> _EXERCISE DETAILS_: Your task is to retype each line of the data below exactly.

> _PROVIDED INFORMATION_:

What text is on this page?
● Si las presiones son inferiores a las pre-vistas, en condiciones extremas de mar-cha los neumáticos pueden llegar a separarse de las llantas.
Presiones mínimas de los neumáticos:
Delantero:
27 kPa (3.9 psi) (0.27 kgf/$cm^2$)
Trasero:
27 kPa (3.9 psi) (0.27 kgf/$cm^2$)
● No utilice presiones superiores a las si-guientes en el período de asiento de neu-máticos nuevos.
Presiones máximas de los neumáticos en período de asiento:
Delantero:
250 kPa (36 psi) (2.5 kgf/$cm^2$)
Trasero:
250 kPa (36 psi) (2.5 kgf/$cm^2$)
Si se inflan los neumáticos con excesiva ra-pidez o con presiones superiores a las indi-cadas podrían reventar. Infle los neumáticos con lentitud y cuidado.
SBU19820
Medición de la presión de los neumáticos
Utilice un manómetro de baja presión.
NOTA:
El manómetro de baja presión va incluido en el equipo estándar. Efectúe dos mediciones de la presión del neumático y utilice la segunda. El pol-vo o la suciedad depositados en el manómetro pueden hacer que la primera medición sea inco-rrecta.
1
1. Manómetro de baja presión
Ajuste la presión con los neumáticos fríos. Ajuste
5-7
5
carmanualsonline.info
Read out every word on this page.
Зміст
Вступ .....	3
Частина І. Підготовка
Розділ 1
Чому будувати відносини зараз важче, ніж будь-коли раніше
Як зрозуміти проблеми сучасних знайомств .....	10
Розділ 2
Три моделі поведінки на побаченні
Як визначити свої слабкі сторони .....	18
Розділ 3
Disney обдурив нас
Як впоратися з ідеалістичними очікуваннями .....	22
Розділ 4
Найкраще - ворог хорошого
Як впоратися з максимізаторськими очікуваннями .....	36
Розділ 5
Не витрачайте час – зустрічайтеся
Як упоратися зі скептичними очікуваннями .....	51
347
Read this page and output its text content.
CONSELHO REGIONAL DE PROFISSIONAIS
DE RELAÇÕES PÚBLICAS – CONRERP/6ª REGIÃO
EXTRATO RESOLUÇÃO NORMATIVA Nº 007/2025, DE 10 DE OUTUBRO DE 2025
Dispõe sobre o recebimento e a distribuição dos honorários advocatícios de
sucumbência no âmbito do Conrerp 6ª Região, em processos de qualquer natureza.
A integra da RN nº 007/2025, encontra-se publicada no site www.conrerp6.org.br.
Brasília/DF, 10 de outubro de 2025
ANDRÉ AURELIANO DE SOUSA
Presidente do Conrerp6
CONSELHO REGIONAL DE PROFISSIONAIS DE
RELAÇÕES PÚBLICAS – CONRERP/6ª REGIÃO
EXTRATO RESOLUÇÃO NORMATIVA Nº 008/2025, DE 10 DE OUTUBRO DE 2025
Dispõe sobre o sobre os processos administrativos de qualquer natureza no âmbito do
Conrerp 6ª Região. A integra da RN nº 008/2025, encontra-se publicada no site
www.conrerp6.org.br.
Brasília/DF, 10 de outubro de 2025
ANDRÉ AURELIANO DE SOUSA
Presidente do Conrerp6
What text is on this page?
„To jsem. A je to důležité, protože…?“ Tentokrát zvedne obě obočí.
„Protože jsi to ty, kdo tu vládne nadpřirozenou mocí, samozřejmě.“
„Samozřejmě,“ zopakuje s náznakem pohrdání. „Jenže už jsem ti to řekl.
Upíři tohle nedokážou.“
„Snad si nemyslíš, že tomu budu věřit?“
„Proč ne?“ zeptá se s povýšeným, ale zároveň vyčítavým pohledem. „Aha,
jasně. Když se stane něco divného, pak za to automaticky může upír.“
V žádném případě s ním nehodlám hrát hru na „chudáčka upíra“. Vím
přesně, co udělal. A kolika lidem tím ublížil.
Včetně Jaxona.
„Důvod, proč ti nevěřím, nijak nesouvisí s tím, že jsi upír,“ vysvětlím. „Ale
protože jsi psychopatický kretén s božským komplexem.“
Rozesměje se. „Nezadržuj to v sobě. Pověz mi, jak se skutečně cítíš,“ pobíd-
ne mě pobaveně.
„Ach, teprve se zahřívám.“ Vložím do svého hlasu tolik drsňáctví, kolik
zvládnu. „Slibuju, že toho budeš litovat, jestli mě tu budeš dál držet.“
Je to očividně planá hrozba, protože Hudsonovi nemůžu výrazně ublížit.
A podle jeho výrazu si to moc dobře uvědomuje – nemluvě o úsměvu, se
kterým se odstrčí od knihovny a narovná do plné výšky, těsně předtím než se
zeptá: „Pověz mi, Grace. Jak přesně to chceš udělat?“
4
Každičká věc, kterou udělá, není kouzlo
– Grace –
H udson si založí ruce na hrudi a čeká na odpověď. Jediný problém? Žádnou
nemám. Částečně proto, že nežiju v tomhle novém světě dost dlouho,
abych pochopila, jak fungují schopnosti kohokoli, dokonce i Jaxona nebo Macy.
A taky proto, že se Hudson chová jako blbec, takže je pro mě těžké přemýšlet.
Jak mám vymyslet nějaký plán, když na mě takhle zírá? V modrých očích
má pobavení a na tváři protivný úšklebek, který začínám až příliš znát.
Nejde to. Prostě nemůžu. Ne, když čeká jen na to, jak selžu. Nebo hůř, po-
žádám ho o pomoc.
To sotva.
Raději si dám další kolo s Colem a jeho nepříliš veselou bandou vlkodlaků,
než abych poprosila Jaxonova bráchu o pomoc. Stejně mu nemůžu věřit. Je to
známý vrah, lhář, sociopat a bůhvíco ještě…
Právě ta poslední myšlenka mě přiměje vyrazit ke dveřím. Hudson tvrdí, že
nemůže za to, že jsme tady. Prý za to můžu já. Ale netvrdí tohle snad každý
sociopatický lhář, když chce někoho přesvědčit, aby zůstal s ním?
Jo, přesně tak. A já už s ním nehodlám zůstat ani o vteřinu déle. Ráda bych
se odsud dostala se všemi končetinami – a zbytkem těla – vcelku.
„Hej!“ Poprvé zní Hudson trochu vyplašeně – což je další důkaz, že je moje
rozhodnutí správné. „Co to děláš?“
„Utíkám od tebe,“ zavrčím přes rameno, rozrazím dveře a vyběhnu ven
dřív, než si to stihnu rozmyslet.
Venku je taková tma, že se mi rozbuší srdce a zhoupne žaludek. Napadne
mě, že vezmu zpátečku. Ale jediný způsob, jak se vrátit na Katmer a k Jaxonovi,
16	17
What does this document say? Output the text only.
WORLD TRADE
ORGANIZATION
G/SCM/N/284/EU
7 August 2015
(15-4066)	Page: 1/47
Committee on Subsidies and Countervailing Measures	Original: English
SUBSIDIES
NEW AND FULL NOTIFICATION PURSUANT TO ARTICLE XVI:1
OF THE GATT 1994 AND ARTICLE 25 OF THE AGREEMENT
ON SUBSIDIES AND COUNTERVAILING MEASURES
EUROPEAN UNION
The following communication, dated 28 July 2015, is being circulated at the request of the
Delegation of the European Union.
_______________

> _RESPONSE TO THE EXERCISE_:
What text is on this page?
● Si las presiones son inferiores a las pre-vistas, en condiciones extremas de mar-cha los neumáticos pueden llegar a separarse de las llantas.
Presiones mínimas de los neumáticos:
Delantero:
27 kPa (3.9 psi) (0.27 kgf/$cm^2$)
Trasero:
27 kPa (3.9 psi) (0.27 kgf/$cm^2$)
● No utilice presiones superiores a las si-guientes en el período de asiento de neu-máticos nuevos.
Presiones máximas de los neumáticos en período de asiento:
Delantero:
250 kPa (36 psi) (2.5 kgf/$cm^2$)
Trasero:
250 kPa (36 psi) (2.5 kgf/$cm^2$)
Si se inflan los neumáticos con excesiva ra-pidez o con presiones superiores a las indi-cadas podrían reventar. Infle los neumáticos con lentitud y cuidado.
SBU19820
Medición de la presión de los neumáticos
Utilice un manómetro de baja presión.
NOTA:
El manómetro de baja presión va incluido en el equipo estándar. Efectúe dos mediciones de la presión del neumático y utilice la segunda. El pol-vo o la suciedad depositados en el manómetro pueden hacer que la primera medición sea inco-rrecta.
1
1. Manómetro de baja presión
Ajuste la presión con los neumáticos fríos. Ajuste
5-7
5
carmanualsonline.info
Read out every word on this page.
Зміст
Вступ .....	3
Частина І. Підготовка
Розділ 1
Чому будувати відносини зараз важче, ніж будь-коли раніше
Як зрозуміти проблеми сучасних знайомств .....	10
Розділ 2
Три моделі поведінки на побаченні
Як визначити свої слабкі сторони .....	18
Розділ 3
Disney обдурив нас
Як впоратися з ідеалістичними очікуваннями .....	22
Розділ 4
Найкраще - ворог хорошого
Як впоратися з максимізаторськими очікуваннями .....	36
Розділ 5
Не витрачайте час – зустрічайтеся
Як упоратися зі скептичними очікуваннями .....	51
347
Read this page and output its text content.
CONSELHO REGIONAL DE PROFISSIONAIS
DE RELAÇÕES PÚBLICAS – CONRERP/6ª REGIÃO
EXTRATO RESOLUÇÃO NORMATIVA Nº 007/2025, DE 10 DE OUTUBRO DE 2025
Dispõe sobre o recebimento e a distribuição dos honorários advocatícios de
sucumbência no âmbito do Conrerp 6ª Região, em processos de qualquer natureza.
A integra da RN nº 007/2025, encontra-se publicada no site www.conrerp6.org.br.
Brasília/DF, 10 de outubro de 2025
ANDRÉ AURELIANO DE SOUSA
Presidente do Conrerp6
CONSELHO REGIONAL DE PROFISSIONAIS DE
RELAÇÕES PÚBLICAS – CONRERP/6ª REGIÃO
EXTRATO RESOLUÇÃO NORMATIVA Nº 008/2025, DE 10 DE OUTUBRO DE 2025
Dispõe sobre o sobre os processos administrativos de qualquer natureza no âmbito do
Conrerp 6ª Região. A integra da RN nº 008/2025, encontra-se publicada no site
www.conrerp6.org.br.
Brasília/DF, 10 de outubro de 2025
ANDRÉ AURELIANO DE SOUSA
Presidente do Conrerp6
What text is on this page?
„To jsem. A je to důležité, protože…?“ Tentokrát zvedne obě obočí.
„Protože jsi to ty, kdo tu vládne nadpřirozenou mocí, samozřejmě.“
„Samozřejmě,“ zopakuje s náznakem pohrdání. „Jenže už jsem ti to řekl.
Upíři tohle nedokážou.“
„Snad si nemyslíš, že tomu budu věřit?“
„Proč ne?“ zeptá se s povýšeným, ale zároveň vyčítavým pohledem. „Aha,
jasně. Když se stane něco divného, pak za to automaticky může upír.“
V žádném případě s ním nehodlám hrát hru na „chudáčka upíra“. Vím
přesně, co udělal. A kolika lidem tím ublížil.
Včetně Jaxona.
„Důvod, proč ti nevěřím, nijak nesouvisí s tím, že jsi upír,“ vysvětlím. „Ale
protože jsi psychopatický kretén s božským komplexem.“
Rozesměje se. „Nezadržuj to v sobě. Pověz mi, jak se skutečně cítíš,“ pobíd-
ne mě pobaveně.
„Ach, teprve se zahřívám.“ Vložím do svého hlasu tolik drsňáctví, kolik
zvládnu. „Slibuju, že toho budeš litovat, jestli mě tu budeš dál držet.“
Je to očividně planá hrozba, protože Hudsonovi nemůžu výrazně ublížit.
A podle jeho výrazu si to moc dobře uvědomuje – nemluvě o úsměvu, se
kterým se odstrčí od knihovny a narovná do plné výšky, těsně předtím než se
zeptá: „Pověz mi, Grace. Jak přesně to chceš udělat?“
4
Každičká věc, kterou udělá, není kouzlo
– Grace –
H udson si založí ruce na hrudi a čeká na odpověď. Jediný problém? Žádnou
nemám. Částečně proto, že nežiju v tomhle novém světě dost dlouho,
abych pochopila, jak fungují schopnosti kohokoli, dokonce i Jaxona nebo Macy.
A taky proto, že se Hudson chová jako blbec, takže je pro mě těžké přemýšlet.
Jak mám vymyslet nějaký plán, když na mě takhle zírá? V modrých očích
má pobavení a na tváři protivný úšklebek, který začínám až příliš znát.
Nejde to. Prostě nemůžu. Ne, když čeká jen na to, jak selžu. Nebo hůř, po-
žádám ho o pomoc.
To sotva.
Raději si dám další kolo s Colem a jeho nepříliš veselou bandou vlkodlaků,
než abych poprosila Jaxonova bráchu o pomoc. Stejně mu nemůžu věřit. Je to
známý vrah, lhář, sociopat a bůhvíco ještě…
Právě ta poslední myšlenka mě přiměje vyrazit ke dveřím. Hudson tvrdí, že
nemůže za to, že jsme tady. Prý za to můžu já. Ale netvrdí tohle snad každý
sociopatický lhář, když chce někoho přesvědčit, aby zůstal s ním?
Jo, přesně tak. A já už s ním nehodlám zůstat ani o vteřinu déle. Ráda bych
se odsud dostala se všemi končetinami – a zbytkem těla – vcelku.
„Hej!“ Poprvé zní Hudson trochu vyplašeně – což je další důkaz, že je moje
rozhodnutí správné. „Co to děláš?“
„Utíkám od tebe,“ zavrčím přes rameno, rozrazím dveře a vyběhnu ven
dřív, než si to stihnu rozmyslet.
Venku je taková tma, že se mi rozbuší srdce a zhoupne žaludek. Napadne
mě, že vezmu zpátečku. Ale jediný způsob, jak se vrátit na Katmer a k Jaxonovi,
16	17
What does this document say? Output the text only.
WORLD TRADE
ORGANIZATION
G/SCM/N/284/EU
7 August 2015
(15-4066)	Page: 1/47
Committee on Subsidies and Countervailing Measures	Original: English
SUBSIDIES
NEW AND FULL NOTIFICATION PURSUANT TO ARTICLE XVI:1
OF THE GATT 1994 AND ARTICLE 25 OF THE AGREEMENT
ON SUBSIDIES AND COUNTERVAILING MEASURES
EUROPEAN UNION
The following communication, dated 28 July 2015, is being circulated at the request of the
Delegation of the European Union.
_______________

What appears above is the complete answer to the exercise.